_Instructions to follow_
Copy the data below exactly.

=== Supplied data ===

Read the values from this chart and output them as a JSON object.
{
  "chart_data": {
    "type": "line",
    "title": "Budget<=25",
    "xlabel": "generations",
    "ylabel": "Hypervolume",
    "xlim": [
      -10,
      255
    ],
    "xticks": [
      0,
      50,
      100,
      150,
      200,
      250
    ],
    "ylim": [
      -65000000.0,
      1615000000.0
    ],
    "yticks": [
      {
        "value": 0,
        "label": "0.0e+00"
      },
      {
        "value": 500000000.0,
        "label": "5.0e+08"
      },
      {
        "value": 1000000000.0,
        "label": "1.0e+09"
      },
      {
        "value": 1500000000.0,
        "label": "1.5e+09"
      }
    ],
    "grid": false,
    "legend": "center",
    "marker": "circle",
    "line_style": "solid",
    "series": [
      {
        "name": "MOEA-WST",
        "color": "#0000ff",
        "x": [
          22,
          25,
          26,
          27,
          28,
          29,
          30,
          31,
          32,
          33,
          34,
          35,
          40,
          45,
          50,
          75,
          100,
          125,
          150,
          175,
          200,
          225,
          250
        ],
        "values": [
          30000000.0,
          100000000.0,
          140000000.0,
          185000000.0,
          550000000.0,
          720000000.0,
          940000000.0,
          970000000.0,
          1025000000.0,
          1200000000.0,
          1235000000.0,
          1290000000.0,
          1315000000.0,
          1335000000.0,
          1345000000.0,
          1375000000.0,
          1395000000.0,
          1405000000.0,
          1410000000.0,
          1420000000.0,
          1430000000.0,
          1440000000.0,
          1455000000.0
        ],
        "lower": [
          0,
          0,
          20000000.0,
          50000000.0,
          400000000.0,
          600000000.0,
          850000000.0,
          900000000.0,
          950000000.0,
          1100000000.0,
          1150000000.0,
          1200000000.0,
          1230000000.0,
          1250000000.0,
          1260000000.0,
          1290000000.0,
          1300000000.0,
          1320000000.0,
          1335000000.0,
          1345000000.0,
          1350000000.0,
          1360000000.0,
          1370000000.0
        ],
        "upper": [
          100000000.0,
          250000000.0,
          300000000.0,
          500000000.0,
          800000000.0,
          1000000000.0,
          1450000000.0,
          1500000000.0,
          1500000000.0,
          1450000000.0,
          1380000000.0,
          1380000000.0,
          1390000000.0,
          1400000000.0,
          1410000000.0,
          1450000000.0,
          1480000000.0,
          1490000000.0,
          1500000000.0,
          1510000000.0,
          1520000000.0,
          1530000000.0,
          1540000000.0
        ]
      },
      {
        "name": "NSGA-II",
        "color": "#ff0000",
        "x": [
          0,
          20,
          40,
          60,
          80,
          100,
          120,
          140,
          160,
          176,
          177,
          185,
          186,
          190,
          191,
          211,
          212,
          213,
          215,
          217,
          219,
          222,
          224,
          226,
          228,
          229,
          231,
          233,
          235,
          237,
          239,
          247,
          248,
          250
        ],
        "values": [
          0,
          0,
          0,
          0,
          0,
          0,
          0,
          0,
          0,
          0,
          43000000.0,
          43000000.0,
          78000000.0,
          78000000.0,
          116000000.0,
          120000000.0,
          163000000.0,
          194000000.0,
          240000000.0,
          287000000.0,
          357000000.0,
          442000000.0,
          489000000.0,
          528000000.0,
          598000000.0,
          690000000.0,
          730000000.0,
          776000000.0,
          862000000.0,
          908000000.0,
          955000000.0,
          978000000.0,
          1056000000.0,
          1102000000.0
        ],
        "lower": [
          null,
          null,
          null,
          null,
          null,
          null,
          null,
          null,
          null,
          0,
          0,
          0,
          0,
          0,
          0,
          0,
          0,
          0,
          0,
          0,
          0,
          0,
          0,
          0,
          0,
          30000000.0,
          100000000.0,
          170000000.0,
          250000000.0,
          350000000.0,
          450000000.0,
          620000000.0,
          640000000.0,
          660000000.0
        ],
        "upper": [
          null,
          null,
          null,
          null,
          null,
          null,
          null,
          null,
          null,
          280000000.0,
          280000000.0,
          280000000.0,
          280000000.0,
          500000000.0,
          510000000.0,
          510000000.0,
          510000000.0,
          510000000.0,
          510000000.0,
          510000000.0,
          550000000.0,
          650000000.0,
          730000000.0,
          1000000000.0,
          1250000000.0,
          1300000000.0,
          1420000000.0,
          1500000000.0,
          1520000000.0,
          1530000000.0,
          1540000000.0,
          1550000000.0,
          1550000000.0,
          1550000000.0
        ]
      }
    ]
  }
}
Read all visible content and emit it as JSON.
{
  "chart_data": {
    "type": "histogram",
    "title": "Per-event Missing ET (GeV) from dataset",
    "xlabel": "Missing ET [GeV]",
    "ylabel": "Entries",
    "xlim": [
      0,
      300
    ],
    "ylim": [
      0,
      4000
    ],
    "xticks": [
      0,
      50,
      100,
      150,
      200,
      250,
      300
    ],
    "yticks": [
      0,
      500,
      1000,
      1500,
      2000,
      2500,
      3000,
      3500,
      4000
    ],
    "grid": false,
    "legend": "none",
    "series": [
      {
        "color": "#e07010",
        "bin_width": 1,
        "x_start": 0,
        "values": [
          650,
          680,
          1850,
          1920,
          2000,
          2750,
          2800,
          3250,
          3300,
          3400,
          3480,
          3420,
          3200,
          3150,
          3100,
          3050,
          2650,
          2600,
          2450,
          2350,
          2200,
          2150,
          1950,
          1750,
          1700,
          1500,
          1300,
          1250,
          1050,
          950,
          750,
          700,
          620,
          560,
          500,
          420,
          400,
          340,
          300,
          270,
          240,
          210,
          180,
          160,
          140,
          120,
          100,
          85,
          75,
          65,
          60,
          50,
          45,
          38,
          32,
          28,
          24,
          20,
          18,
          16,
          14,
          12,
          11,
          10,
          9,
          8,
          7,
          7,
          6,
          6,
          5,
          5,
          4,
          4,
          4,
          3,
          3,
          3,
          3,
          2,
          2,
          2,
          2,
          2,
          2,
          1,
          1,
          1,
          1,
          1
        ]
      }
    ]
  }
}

===

_Completed task_
Read the values from this chart and output them as a JSON object.
{
  "chart_data": {
    "type": "line",
    "title": "Budget<=25",
    "xlabel": "generations",
    "ylabel": "Hypervolume",
    "xlim": [
      -10,
      255
    ],
    "xticks": [
      0,
      50,
      100,
      150,
      200,
      250
    ],
    "ylim": [
      -65000000.0,
      1615000000.0
    ],
    "yticks": [
      {
        "value": 0,
        "label": "0.0e+00"
      },
      {
        "value": 500000000.0,
        "label": "5.0e+08"
      },
      {
        "value": 1000000000.0,
        "label": "1.0e+09"
      },
      {
        "value": 1500000000.0,
        "label": "1.5e+09"
      }
    ],
    "grid": false,
    "legend": "center",
    "marker": "circle",
    "line_style": "solid",
    "series": [
      {
        "name": "MOEA-WST",
        "color": "#0000ff",
        "x": [
          22,
          25,
          26,
          27,
          28,
          29,
          30,
          31,
          32,
          33,
          34,
          35,
          40,
          45,
          50,
          75,
          100,
          125,
          150,
          175,
          200,
          225,
          250
        ],
        "values": [
          30000000.0,
          100000000.0,
          140000000.0,
          185000000.0,
          550000000.0,
          720000000.0,
          940000000.0,
          970000000.0,
          1025000000.0,
          1200000000.0,
          1235000000.0,
          1290000000.0,
          1315000000.0,
          1335000000.0,
          1345000000.0,
          1375000000.0,
          1395000000.0,
          1405000000.0,
          1410000000.0,
          1420000000.0,
          1430000000.0,
          1440000000.0,
          1455000000.0
        ],
        "lower": [
          0,
          0,
          20000000.0,
          50000000.0,
          400000000.0,
          600000000.0,
          850000000.0,
          900000000.0,
          950000000.0,
          1100000000.0,
          1150000000.0,
          1200000000.0,
          1230000000.0,
          1250000000.0,
          1260000000.0,
          1290000000.0,
          1300000000.0,
          1320000000.0,
          1335000000.0,
          1345000000.0,
          1350000000.0,
          1360000000.0,
          1370000000.0
        ],
        "upper": [
          100000000.0,
          250000000.0,
          300000000.0,
          500000000.0,
          800000000.0,
          1000000000.0,
          1450000000.0,
          1500000000.0,
          1500000000.0,
          1450000000.0,
          1380000000.0,
          1380000000.0,
          1390000000.0,
          1400000000.0,
          1410000000.0,
          1450000000.0,
          1480000000.0,
          1490000000.0,
          1500000000.0,
          1510000000.0,
          1520000000.0,
          1530000000.0,
          1540000000.0
        ]
      },
      {
        "name": "NSGA-II",
        "color": "#ff0000",
        "x": [
          0,
          20,
          40,
          60,
          80,
          100,
          120,
          140,
          160,
          176,
          177,
          185,
          186,
          190,
          191,
          211,
          212,
          213,
          215,
          217,
          219,
          222,
          224,
          226,
          228,
          229,
          231,
          233,
          235,
          237,
          239,
          247,
          248,
          250
        ],
        "values": [
          0,
          0,
          0,
          0,
          0,
          0,
          0,
          0,
          0,
          0,
          43000000.0,
          43000000.0,
          78000000.0,
          78000000.0,
          116000000.0,
          120000000.0,
          163000000.0,
          194000000.0,
          240000000.0,
          287000000.0,
          357000000.0,
          442000000.0,
          489000000.0,
          528000000.0,
          598000000.0,
          690000000.0,
          730000000.0,
          776000000.0,
          862000000.0,
          908000000.0,
          955000000.0,
          978000000.0,
          1056000000.0,
          1102000000.0
        ],
        "lower": [
          null,
          null,
          null,
          null,
          null,
          null,
          null,
          null,
          null,
          0,
          0,
          0,
          0,
          0,
          0,
          0,
          0,
          0,
          0,
          0,
          0,
          0,
          0,
          0,
          0,
          30000000.0,
          100000000.0,
          170000000.0,
          250000000.0,
          350000000.0,
          450000000.0,
          620000000.0,
          640000000.0,
          660000000.0
        ],
        "upper": [
          null,
          null,
          null,
          null,
          null,
          null,
          null,
          null,
          null,
          280000000.0,
          280000000.0,
          280000000.0,
          280000000.0,
          500000000.0,
          510000000.0,
          510000000.0,
          510000000.0,
          510000000.0,
          510000000.0,
          510000000.0,
          550000000.0,
          650000000.0,
          730000000.0,
          1000000000.0,
          1250000000.0,
          1300000000.0,
          1420000000.0,
          1500000000.0,
          1520000000.0,
          1530000000.0,
          1540000000.0,
          1550000000.0,
          1550000000.0,
          1550000000.0
        ]
      }
    ]
  }
}
Read all visible content and emit it as JSON.
{
  "chart_data": {
    "type": "histogram",
    "title": "Per-event Missing ET (GeV) from dataset",
    "xlabel": "Missing ET [GeV]",
    "ylabel": "Entries",
    "xlim": [
      0,
      300
    ],
    "ylim": [
      0,
      4000
    ],
    "xticks": [
      0,
      50,
      100,
      150,
      200,
      250,
      300
    ],
    "yticks": [
      0,
      500,
      1000,
      1500,
      2000,
      2500,
      3000,
      3500,
      4000
    ],
    "grid": false,
    "legend": "none",
    "series": [
      {
        "color": "#e07010",
        "bin_width": 1,
        "x_start": 0,
        "values": [
          650,
          680,
          1850,
          1920,
          2000,
          2750,
          2800,
          3250,
          3300,
          3400,
          3480,
          3420,
          3200,
          3150,
          3100,
          3050,
          2650,
          2600,
          2450,
          2350,
          2200,
          2150,
          1950,
          1750,
          1700,
          1500,
          1300,
          1250,
          1050,
          950,
          750,
          700,
          620,
          560,
          500,
          420,
          400,
          340,
          300,
          270,
          240,
          210,
          180,
          160,
          140,
          120,
          100,
          85,
          75,
          65,
          60,
          50,
          45,
          38,
          32,
          28,
          24,
          20,
          18,
          16,
          14,
          12,
          11,
          10,
          9,
          8,
          7,
          7,
          6,
          6,
          5,
          5,
          4,
          4,
          4,
          3,
          3,
          3,
          3,
          2,
          2,
          2,
          2,
          2,
          2,
          1,
          1,
          1,
          1,
          1
        ]
      }
    ]
  }
}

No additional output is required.